■ **Task directions**: Single out the lines that include the word "label". Copy them.

▼

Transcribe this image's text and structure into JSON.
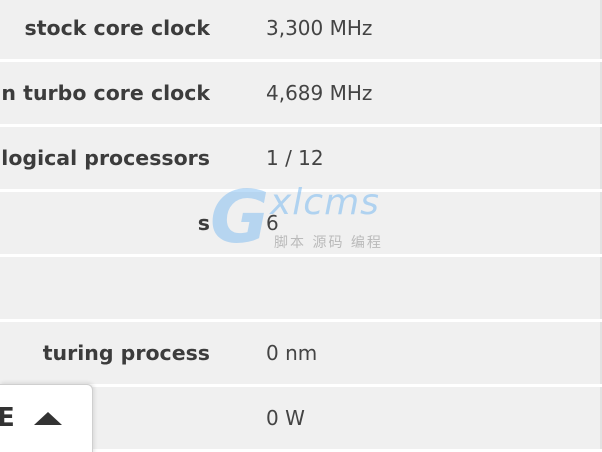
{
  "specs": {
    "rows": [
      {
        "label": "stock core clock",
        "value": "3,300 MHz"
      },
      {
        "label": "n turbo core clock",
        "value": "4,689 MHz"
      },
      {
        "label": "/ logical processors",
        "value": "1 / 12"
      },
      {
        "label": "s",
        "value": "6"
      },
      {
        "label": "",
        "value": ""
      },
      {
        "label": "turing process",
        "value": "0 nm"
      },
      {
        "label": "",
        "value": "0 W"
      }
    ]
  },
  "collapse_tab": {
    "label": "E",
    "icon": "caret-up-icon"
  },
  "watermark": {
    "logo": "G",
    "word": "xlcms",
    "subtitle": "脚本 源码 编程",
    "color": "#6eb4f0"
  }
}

▲

■ **Output of the exercise**:
        "label": "stock core clock",
        "label": "n turbo core clock",
        "label": "/ logical processors",
        "label": "s",
        "label": "",
        "label": "turing process",
        "label": "",
    "label": "E",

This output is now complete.